# INSTRUCTIONS TO FOLLOW
Omit the images, then print each record below exactly as it reads.

# SUPPLIED ENTRIES

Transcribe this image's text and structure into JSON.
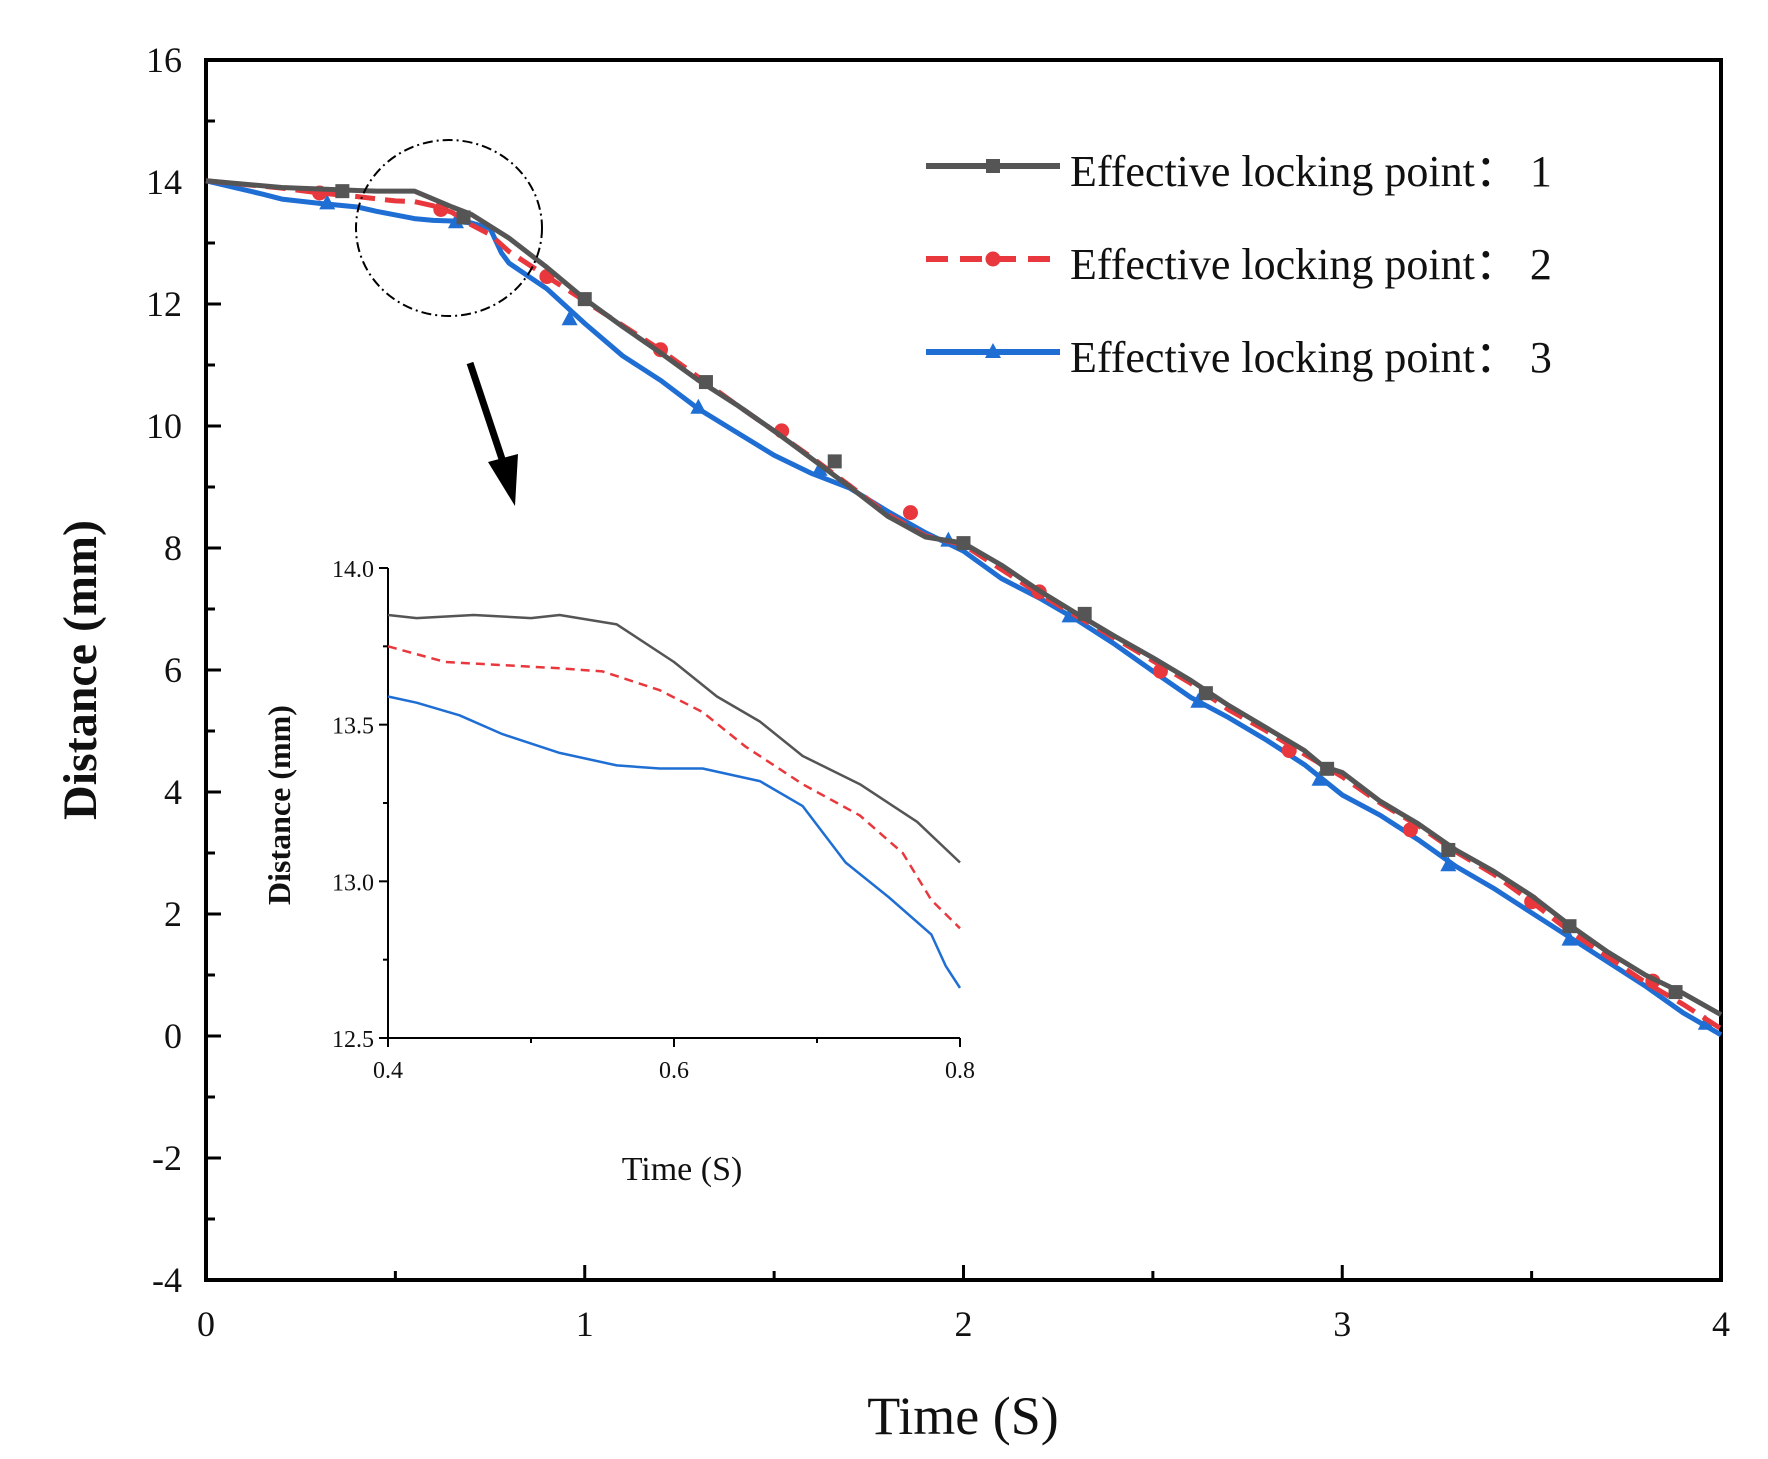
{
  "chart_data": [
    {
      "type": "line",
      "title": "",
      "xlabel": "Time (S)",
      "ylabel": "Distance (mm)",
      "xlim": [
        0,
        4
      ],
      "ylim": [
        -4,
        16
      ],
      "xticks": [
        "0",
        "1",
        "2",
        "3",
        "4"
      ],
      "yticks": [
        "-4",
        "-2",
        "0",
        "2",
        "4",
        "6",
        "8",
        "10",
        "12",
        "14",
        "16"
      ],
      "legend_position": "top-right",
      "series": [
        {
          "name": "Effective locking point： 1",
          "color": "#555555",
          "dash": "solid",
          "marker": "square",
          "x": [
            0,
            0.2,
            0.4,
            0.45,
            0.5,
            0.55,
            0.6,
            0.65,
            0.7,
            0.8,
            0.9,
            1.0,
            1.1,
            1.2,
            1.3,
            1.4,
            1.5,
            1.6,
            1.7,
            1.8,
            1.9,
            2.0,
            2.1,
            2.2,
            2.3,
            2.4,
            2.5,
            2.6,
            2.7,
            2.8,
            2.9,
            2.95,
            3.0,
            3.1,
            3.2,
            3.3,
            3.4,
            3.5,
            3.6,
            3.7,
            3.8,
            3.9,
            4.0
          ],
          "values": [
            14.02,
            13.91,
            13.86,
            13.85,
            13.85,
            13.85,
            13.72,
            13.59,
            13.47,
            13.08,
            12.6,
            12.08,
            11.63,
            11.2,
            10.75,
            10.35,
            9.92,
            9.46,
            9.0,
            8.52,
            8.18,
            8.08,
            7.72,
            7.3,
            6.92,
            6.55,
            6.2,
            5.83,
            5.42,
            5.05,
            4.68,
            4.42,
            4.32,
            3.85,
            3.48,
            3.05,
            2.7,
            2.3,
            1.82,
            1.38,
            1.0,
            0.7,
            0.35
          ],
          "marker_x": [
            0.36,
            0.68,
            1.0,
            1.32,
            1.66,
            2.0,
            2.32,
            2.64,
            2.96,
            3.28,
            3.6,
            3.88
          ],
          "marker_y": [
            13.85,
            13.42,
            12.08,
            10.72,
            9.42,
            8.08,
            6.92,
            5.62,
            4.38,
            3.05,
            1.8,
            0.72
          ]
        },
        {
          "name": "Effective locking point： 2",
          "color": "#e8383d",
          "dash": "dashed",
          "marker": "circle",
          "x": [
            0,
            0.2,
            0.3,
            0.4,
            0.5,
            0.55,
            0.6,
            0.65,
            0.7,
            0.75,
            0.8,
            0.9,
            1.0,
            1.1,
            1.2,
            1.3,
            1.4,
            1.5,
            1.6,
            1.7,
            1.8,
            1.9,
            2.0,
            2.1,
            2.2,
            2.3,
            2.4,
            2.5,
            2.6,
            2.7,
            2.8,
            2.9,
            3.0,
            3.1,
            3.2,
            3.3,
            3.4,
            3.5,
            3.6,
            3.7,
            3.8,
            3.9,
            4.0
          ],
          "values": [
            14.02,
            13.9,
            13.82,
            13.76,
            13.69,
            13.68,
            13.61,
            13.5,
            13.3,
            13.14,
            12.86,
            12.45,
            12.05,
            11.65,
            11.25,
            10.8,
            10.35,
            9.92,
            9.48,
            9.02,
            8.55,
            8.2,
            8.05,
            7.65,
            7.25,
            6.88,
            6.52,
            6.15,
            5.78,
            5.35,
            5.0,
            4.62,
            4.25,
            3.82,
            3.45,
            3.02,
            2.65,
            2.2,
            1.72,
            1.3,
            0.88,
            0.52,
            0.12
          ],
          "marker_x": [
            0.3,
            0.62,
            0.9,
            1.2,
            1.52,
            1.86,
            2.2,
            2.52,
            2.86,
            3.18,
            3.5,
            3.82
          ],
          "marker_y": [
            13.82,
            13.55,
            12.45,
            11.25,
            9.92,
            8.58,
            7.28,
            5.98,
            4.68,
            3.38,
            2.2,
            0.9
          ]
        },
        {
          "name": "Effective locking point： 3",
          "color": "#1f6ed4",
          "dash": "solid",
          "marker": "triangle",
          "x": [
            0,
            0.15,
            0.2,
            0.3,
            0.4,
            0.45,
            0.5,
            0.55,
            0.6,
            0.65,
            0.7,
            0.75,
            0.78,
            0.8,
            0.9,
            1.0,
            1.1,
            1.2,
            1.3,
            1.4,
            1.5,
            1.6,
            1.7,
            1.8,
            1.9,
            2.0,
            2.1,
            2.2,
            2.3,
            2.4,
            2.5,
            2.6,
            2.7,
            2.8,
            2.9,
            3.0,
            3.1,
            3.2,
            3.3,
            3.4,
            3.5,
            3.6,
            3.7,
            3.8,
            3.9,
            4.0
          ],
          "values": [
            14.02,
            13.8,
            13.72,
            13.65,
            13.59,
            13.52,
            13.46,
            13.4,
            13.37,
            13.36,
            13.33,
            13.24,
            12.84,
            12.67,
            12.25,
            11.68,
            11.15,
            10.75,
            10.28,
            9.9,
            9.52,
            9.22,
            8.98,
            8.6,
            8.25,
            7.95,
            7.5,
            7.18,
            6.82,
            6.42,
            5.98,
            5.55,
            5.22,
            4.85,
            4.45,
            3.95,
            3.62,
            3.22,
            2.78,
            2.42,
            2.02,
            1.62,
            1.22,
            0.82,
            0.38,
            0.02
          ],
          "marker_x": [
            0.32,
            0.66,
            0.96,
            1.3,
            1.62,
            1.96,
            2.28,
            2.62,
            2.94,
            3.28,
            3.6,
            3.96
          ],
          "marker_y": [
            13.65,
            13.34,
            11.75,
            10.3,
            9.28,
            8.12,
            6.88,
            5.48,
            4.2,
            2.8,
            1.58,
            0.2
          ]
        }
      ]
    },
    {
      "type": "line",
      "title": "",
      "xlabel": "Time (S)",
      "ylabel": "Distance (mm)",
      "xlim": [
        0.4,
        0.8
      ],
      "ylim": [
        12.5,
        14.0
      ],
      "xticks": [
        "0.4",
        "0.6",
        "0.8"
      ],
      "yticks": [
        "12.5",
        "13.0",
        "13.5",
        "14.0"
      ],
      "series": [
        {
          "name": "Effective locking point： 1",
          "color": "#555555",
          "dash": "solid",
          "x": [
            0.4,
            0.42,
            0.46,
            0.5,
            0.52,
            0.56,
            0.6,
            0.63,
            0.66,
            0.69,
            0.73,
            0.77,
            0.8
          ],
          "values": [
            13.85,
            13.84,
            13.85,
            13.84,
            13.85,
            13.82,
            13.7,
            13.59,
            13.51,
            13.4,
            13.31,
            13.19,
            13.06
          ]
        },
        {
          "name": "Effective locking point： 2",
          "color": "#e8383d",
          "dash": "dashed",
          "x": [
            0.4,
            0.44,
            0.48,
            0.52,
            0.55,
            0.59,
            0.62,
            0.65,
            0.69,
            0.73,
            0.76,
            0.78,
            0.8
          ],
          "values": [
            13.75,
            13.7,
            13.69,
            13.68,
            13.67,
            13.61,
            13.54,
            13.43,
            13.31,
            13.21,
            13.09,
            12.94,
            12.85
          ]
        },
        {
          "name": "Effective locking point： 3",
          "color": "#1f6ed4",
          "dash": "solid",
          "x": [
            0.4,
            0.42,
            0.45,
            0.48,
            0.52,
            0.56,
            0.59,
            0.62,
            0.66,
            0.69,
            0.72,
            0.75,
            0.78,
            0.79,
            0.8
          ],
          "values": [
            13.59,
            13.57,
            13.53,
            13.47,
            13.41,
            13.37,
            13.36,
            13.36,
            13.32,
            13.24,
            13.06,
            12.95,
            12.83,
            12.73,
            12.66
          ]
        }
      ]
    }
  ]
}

# REPLY TO THE TASK
Transcribe this image's text and structure into JSON.
{
  "chart_data": [
    {
      "type": "line",
      "title": "",
      "xlabel": "Time (S)",
      "ylabel": "Distance (mm)",
      "xlim": [
        0,
        4
      ],
      "ylim": [
        -4,
        16
      ],
      "xticks": [
        "0",
        "1",
        "2",
        "3",
        "4"
      ],
      "yticks": [
        "-4",
        "-2",
        "0",
        "2",
        "4",
        "6",
        "8",
        "10",
        "12",
        "14",
        "16"
      ],
      "legend_position": "top-right",
      "series": [
        {
          "name": "Effective locking point： 1",
          "color": "#555555",
          "dash": "solid",
          "marker": "square",
          "x": [
            0,
            0.2,
            0.4,
            0.45,
            0.5,
            0.55,
            0.6,
            0.65,
            0.7,
            0.8,
            0.9,
            1.0,
            1.1,
            1.2,
            1.3,
            1.4,
            1.5,
            1.6,
            1.7,
            1.8,
            1.9,
            2.0,
            2.1,
            2.2,
            2.3,
            2.4,
            2.5,
            2.6,
            2.7,
            2.8,
            2.9,
            2.95,
            3.0,
            3.1,
            3.2,
            3.3,
            3.4,
            3.5,
            3.6,
            3.7,
            3.8,
            3.9,
            4.0
          ],
          "values": [
            14.02,
            13.91,
            13.86,
            13.85,
            13.85,
            13.85,
            13.72,
            13.59,
            13.47,
            13.08,
            12.6,
            12.08,
            11.63,
            11.2,
            10.75,
            10.35,
            9.92,
            9.46,
            9.0,
            8.52,
            8.18,
            8.08,
            7.72,
            7.3,
            6.92,
            6.55,
            6.2,
            5.83,
            5.42,
            5.05,
            4.68,
            4.42,
            4.32,
            3.85,
            3.48,
            3.05,
            2.7,
            2.3,
            1.82,
            1.38,
            1.0,
            0.7,
            0.35
          ],
          "marker_x": [
            0.36,
            0.68,
            1.0,
            1.32,
            1.66,
            2.0,
            2.32,
            2.64,
            2.96,
            3.28,
            3.6,
            3.88
          ],
          "marker_y": [
            13.85,
            13.42,
            12.08,
            10.72,
            9.42,
            8.08,
            6.92,
            5.62,
            4.38,
            3.05,
            1.8,
            0.72
          ]
        },
        {
          "name": "Effective locking point： 2",
          "color": "#e8383d",
          "dash": "dashed",
          "marker": "circle",
          "x": [
            0,
            0.2,
            0.3,
            0.4,
            0.5,
            0.55,
            0.6,
            0.65,
            0.7,
            0.75,
            0.8,
            0.9,
            1.0,
            1.1,
            1.2,
            1.3,
            1.4,
            1.5,
            1.6,
            1.7,
            1.8,
            1.9,
            2.0,
            2.1,
            2.2,
            2.3,
            2.4,
            2.5,
            2.6,
            2.7,
            2.8,
            2.9,
            3.0,
            3.1,
            3.2,
            3.3,
            3.4,
            3.5,
            3.6,
            3.7,
            3.8,
            3.9,
            4.0
          ],
          "values": [
            14.02,
            13.9,
            13.82,
            13.76,
            13.69,
            13.68,
            13.61,
            13.5,
            13.3,
            13.14,
            12.86,
            12.45,
            12.05,
            11.65,
            11.25,
            10.8,
            10.35,
            9.92,
            9.48,
            9.02,
            8.55,
            8.2,
            8.05,
            7.65,
            7.25,
            6.88,
            6.52,
            6.15,
            5.78,
            5.35,
            5.0,
            4.62,
            4.25,
            3.82,
            3.45,
            3.02,
            2.65,
            2.2,
            1.72,
            1.3,
            0.88,
            0.52,
            0.12
          ],
          "marker_x": [
            0.3,
            0.62,
            0.9,
            1.2,
            1.52,
            1.86,
            2.2,
            2.52,
            2.86,
            3.18,
            3.5,
            3.82
          ],
          "marker_y": [
            13.82,
            13.55,
            12.45,
            11.25,
            9.92,
            8.58,
            7.28,
            5.98,
            4.68,
            3.38,
            2.2,
            0.9
          ]
        },
        {
          "name": "Effective locking point： 3",
          "color": "#1f6ed4",
          "dash": "solid",
          "marker": "triangle",
          "x": [
            0,
            0.15,
            0.2,
            0.3,
            0.4,
            0.45,
            0.5,
            0.55,
            0.6,
            0.65,
            0.7,
            0.75,
            0.78,
            0.8,
            0.9,
            1.0,
            1.1,
            1.2,
            1.3,
            1.4,
            1.5,
            1.6,
            1.7,
            1.8,
            1.9,
            2.0,
            2.1,
            2.2,
            2.3,
            2.4,
            2.5,
            2.6,
            2.7,
            2.8,
            2.9,
            3.0,
            3.1,
            3.2,
            3.3,
            3.4,
            3.5,
            3.6,
            3.7,
            3.8,
            3.9,
            4.0
          ],
          "values": [
            14.02,
            13.8,
            13.72,
            13.65,
            13.59,
            13.52,
            13.46,
            13.4,
            13.37,
            13.36,
            13.33,
            13.24,
            12.84,
            12.67,
            12.25,
            11.68,
            11.15,
            10.75,
            10.28,
            9.9,
            9.52,
            9.22,
            8.98,
            8.6,
            8.25,
            7.95,
            7.5,
            7.18,
            6.82,
            6.42,
            5.98,
            5.55,
            5.22,
            4.85,
            4.45,
            3.95,
            3.62,
            3.22,
            2.78,
            2.42,
            2.02,
            1.62,
            1.22,
            0.82,
            0.38,
            0.02
          ],
          "marker_x": [
            0.32,
            0.66,
            0.96,
            1.3,
            1.62,
            1.96,
            2.28,
            2.62,
            2.94,
            3.28,
            3.6,
            3.96
          ],
          "marker_y": [
            13.65,
            13.34,
            11.75,
            10.3,
            9.28,
            8.12,
            6.88,
            5.48,
            4.2,
            2.8,
            1.58,
            0.2
          ]
        }
      ]
    },
    {
      "type": "line",
      "title": "",
      "xlabel": "Time (S)",
      "ylabel": "Distance (mm)",
      "xlim": [
        0.4,
        0.8
      ],
      "ylim": [
        12.5,
        14.0
      ],
      "xticks": [
        "0.4",
        "0.6",
        "0.8"
      ],
      "yticks": [
        "12.5",
        "13.0",
        "13.5",
        "14.0"
      ],
      "series": [
        {
          "name": "Effective locking point： 1",
          "color": "#555555",
          "dash": "solid",
          "x": [
            0.4,
            0.42,
            0.46,
            0.5,
            0.52,
            0.56,
            0.6,
            0.63,
            0.66,
            0.69,
            0.73,
            0.77,
            0.8
          ],
          "values": [
            13.85,
            13.84,
            13.85,
            13.84,
            13.85,
            13.82,
            13.7,
            13.59,
            13.51,
            13.4,
            13.31,
            13.19,
            13.06
          ]
        },
        {
          "name": "Effective locking point： 2",
          "color": "#e8383d",
          "dash": "dashed",
          "x": [
            0.4,
            0.44,
            0.48,
            0.52,
            0.55,
            0.59,
            0.62,
            0.65,
            0.69,
            0.73,
            0.76,
            0.78,
            0.8
          ],
          "values": [
            13.75,
            13.7,
            13.69,
            13.68,
            13.67,
            13.61,
            13.54,
            13.43,
            13.31,
            13.21,
            13.09,
            12.94,
            12.85
          ]
        },
        {
          "name": "Effective locking point： 3",
          "color": "#1f6ed4",
          "dash": "solid",
          "x": [
            0.4,
            0.42,
            0.45,
            0.48,
            0.52,
            0.56,
            0.59,
            0.62,
            0.66,
            0.69,
            0.72,
            0.75,
            0.78,
            0.79,
            0.8
          ],
          "values": [
            13.59,
            13.57,
            13.53,
            13.47,
            13.41,
            13.37,
            13.36,
            13.36,
            13.32,
            13.24,
            13.06,
            12.95,
            12.83,
            12.73,
            12.66
          ]
        }
      ]
    }
  ]
}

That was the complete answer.